## BEGIN Records shown

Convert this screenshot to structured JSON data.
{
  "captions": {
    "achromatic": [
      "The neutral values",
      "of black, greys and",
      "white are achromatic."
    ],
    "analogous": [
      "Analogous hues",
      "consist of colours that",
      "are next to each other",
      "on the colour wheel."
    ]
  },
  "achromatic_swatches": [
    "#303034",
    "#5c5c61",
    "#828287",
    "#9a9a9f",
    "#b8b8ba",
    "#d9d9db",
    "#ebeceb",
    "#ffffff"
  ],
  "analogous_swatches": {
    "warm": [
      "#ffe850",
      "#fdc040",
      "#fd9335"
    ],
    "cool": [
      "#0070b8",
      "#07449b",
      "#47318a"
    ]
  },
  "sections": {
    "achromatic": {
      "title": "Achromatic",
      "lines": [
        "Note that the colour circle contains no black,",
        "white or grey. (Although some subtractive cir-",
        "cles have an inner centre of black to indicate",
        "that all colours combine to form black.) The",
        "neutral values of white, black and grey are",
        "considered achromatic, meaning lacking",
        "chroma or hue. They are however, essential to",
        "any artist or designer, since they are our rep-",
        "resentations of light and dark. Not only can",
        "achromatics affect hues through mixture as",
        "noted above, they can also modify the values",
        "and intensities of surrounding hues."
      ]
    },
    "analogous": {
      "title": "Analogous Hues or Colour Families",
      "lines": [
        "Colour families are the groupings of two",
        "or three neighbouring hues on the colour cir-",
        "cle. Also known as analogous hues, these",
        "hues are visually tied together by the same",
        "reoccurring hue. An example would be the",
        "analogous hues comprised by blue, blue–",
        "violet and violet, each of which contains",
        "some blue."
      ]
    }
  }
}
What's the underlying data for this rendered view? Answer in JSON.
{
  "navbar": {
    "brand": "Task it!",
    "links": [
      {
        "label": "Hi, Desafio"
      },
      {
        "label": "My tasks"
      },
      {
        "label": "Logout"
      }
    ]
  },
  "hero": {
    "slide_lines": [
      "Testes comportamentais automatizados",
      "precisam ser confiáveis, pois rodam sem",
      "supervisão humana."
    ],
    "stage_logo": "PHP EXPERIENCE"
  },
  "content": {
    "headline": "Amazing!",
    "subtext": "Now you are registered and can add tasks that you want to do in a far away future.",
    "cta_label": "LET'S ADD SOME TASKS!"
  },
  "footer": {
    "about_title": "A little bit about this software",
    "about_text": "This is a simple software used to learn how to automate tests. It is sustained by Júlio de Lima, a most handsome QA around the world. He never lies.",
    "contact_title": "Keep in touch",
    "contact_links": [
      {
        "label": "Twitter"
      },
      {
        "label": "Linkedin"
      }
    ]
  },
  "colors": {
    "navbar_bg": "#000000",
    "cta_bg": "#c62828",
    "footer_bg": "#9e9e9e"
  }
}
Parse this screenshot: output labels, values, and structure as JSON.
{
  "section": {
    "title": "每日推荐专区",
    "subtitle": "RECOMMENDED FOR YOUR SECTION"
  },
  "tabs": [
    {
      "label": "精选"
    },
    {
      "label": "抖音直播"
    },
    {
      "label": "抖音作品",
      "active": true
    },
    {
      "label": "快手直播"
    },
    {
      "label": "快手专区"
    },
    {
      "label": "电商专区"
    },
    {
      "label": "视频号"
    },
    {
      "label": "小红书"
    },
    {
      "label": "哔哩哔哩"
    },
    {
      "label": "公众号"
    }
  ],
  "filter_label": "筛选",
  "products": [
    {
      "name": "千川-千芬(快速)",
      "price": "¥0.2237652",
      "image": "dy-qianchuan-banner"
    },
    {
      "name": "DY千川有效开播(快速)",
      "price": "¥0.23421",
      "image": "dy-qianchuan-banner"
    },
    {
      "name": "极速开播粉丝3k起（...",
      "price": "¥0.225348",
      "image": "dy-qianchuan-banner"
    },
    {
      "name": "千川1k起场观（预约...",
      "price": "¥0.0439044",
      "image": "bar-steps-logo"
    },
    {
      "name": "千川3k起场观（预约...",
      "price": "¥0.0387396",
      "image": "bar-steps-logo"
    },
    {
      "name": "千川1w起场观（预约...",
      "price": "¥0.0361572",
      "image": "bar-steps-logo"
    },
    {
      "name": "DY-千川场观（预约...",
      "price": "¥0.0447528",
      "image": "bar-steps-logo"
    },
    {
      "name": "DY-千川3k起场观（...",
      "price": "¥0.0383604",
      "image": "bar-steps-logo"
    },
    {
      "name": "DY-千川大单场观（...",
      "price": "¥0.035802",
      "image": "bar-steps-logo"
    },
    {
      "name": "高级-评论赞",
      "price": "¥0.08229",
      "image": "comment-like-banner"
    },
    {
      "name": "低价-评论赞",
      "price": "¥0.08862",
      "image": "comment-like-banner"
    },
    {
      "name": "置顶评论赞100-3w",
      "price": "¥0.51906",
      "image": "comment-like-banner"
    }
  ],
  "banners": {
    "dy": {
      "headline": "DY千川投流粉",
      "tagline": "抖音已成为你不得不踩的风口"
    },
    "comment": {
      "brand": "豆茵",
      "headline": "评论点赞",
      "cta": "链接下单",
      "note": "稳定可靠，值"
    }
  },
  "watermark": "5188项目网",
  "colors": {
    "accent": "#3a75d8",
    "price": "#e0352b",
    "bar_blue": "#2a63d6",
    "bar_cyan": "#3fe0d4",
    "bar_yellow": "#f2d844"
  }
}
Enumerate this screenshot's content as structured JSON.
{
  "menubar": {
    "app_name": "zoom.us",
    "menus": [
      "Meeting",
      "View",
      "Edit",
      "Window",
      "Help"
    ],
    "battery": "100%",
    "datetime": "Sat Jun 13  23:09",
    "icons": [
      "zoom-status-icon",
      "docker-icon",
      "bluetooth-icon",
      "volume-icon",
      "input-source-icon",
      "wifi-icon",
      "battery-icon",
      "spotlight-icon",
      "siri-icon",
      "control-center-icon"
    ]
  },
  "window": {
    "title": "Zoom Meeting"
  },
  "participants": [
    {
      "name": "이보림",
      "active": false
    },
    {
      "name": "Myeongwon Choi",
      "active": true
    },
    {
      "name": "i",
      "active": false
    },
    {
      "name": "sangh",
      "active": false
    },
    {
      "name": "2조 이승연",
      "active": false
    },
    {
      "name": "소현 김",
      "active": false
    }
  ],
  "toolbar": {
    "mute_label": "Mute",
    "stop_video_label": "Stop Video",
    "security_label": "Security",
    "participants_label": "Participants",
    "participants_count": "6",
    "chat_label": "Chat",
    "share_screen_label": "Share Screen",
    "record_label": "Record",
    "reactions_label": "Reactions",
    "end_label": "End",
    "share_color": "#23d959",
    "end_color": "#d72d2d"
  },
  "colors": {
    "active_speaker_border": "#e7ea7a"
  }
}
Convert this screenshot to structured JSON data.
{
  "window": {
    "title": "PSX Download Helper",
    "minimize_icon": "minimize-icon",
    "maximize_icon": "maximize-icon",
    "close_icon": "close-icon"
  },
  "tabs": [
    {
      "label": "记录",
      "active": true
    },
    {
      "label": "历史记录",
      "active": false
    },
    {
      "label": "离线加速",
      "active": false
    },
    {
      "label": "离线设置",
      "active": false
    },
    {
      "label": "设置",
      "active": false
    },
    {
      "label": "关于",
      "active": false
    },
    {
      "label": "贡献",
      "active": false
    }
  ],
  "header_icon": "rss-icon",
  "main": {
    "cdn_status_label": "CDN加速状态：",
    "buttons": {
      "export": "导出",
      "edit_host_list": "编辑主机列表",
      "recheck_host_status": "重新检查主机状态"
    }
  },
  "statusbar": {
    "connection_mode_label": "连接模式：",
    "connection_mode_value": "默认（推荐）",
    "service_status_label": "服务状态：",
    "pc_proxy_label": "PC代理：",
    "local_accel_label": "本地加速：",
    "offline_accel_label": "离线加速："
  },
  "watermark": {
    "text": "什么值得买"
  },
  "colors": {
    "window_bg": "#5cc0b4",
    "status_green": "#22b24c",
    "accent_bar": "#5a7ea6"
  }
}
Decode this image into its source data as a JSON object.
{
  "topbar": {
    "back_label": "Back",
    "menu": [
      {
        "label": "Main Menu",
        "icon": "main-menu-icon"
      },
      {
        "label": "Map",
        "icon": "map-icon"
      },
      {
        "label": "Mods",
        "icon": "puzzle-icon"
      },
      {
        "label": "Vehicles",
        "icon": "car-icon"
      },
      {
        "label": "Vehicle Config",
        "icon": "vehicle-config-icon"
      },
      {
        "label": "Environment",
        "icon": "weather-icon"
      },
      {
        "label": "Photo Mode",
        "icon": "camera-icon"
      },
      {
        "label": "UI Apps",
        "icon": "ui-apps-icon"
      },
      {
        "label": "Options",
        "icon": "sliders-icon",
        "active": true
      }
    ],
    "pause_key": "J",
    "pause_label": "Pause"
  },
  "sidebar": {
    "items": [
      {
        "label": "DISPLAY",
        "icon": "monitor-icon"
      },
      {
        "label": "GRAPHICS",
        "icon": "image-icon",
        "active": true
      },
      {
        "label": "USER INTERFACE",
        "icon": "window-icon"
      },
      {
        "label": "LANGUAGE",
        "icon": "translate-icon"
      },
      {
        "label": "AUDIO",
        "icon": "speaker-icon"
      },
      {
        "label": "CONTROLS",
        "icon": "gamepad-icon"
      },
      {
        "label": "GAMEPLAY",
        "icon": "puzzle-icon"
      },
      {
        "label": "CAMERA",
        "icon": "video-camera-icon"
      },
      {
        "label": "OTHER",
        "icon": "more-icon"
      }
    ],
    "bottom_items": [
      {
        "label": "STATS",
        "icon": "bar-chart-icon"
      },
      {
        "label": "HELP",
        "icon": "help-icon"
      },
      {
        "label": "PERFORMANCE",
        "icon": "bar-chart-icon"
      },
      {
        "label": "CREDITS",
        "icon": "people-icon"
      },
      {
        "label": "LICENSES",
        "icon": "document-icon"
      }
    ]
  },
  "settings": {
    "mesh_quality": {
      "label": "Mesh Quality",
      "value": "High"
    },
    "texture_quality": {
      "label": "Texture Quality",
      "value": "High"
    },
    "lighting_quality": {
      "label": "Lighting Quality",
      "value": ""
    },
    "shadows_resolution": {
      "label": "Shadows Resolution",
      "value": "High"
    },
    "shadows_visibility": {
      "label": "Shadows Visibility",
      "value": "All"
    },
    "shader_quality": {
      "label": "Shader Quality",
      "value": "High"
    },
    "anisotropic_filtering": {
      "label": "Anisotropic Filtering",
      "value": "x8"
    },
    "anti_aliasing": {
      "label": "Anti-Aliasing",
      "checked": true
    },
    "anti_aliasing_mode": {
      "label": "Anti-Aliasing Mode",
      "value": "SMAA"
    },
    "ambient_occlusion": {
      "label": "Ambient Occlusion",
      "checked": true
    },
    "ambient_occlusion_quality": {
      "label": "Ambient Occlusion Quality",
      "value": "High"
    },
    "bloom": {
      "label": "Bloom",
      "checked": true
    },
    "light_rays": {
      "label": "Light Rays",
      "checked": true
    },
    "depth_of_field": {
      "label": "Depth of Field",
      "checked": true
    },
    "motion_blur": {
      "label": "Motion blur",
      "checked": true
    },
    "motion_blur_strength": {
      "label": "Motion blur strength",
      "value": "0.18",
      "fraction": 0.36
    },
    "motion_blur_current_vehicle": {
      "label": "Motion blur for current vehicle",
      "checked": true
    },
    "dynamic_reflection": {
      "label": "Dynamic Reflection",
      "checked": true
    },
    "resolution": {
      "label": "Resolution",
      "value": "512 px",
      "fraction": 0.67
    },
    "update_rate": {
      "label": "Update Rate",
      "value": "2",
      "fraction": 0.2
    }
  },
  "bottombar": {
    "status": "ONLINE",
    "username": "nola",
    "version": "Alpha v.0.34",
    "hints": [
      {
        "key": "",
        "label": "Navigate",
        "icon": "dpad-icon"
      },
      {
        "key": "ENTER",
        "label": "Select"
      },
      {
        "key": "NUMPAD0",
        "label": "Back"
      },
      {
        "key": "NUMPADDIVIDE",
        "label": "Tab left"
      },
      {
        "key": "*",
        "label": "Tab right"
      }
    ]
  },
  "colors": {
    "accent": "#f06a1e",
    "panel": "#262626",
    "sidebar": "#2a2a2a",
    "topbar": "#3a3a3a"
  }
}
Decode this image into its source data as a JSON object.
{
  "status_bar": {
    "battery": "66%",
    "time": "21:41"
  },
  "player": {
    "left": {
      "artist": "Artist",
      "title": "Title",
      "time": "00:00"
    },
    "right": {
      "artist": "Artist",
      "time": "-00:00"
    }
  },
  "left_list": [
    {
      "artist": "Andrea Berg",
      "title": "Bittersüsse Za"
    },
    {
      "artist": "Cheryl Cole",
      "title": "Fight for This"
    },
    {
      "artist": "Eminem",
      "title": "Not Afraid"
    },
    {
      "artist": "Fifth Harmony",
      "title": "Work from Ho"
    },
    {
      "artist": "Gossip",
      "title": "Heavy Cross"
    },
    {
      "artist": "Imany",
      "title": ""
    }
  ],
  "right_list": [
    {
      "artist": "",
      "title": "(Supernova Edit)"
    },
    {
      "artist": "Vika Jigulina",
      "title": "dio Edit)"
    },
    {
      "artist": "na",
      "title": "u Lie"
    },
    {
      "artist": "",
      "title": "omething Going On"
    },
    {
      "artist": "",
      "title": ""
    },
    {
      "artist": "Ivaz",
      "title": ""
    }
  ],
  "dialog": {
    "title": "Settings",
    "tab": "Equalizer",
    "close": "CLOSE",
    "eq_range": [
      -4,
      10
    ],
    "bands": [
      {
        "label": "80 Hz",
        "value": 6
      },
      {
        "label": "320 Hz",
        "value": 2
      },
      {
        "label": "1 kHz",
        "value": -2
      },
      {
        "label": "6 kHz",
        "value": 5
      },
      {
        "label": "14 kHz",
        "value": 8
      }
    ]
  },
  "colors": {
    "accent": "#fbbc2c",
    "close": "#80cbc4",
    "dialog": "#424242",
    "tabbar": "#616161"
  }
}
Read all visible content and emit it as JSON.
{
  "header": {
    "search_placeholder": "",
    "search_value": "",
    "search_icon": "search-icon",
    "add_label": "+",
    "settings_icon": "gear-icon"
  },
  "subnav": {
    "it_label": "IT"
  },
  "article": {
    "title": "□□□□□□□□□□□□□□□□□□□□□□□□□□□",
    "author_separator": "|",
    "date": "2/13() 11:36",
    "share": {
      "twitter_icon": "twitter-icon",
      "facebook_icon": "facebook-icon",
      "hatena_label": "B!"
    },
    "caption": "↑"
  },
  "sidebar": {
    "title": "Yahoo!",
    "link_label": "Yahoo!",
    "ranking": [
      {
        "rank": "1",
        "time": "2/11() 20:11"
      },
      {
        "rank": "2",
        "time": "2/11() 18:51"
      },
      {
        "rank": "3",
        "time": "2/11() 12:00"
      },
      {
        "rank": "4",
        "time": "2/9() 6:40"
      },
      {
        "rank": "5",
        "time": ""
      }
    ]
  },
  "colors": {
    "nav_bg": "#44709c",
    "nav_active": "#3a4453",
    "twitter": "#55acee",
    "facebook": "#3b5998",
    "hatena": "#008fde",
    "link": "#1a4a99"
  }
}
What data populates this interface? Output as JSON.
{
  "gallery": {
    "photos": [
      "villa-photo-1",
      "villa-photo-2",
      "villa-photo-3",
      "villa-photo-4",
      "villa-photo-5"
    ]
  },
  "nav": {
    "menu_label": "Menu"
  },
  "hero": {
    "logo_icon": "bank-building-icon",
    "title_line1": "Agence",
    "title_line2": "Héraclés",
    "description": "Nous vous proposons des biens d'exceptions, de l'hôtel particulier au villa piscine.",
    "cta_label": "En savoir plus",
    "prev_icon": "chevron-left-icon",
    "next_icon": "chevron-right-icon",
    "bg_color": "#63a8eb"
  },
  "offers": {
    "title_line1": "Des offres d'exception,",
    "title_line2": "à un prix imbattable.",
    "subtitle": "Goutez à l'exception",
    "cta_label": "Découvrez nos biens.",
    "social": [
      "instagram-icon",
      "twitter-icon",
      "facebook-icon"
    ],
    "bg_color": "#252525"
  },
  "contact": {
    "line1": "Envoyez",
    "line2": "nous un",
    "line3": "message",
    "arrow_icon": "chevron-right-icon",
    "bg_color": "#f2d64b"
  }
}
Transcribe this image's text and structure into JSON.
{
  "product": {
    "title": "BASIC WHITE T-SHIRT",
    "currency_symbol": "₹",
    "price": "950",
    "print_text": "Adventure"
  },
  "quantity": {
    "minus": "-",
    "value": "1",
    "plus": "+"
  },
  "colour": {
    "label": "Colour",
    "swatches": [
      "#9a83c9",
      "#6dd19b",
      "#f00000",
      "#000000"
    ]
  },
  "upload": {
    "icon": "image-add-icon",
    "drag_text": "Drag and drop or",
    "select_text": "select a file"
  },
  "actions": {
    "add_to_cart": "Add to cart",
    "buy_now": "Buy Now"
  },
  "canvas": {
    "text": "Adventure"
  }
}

## END Records shown

Write out the lines above, starting at the line that contains "Transcribe this image's" and ending with the final line, and nothing else; copy them exactly.

Transcribe this image's text and structure into JSON.
{
  "product": {
    "title": "BASIC WHITE T-SHIRT",
    "currency_symbol": "₹",
    "price": "950",
    "print_text": "Adventure"
  },
  "quantity": {
    "minus": "-",
    "value": "1",
    "plus": "+"
  },
  "colour": {
    "label": "Colour",
    "swatches": [
      "#9a83c9",
      "#6dd19b",
      "#f00000",
      "#000000"
    ]
  },
  "upload": {
    "icon": "image-add-icon",
    "drag_text": "Drag and drop or",
    "select_text": "select a file"
  },
  "actions": {
    "add_to_cart": "Add to cart",
    "buy_now": "Buy Now"
  },
  "canvas": {
    "text": "Adventure"
  }
}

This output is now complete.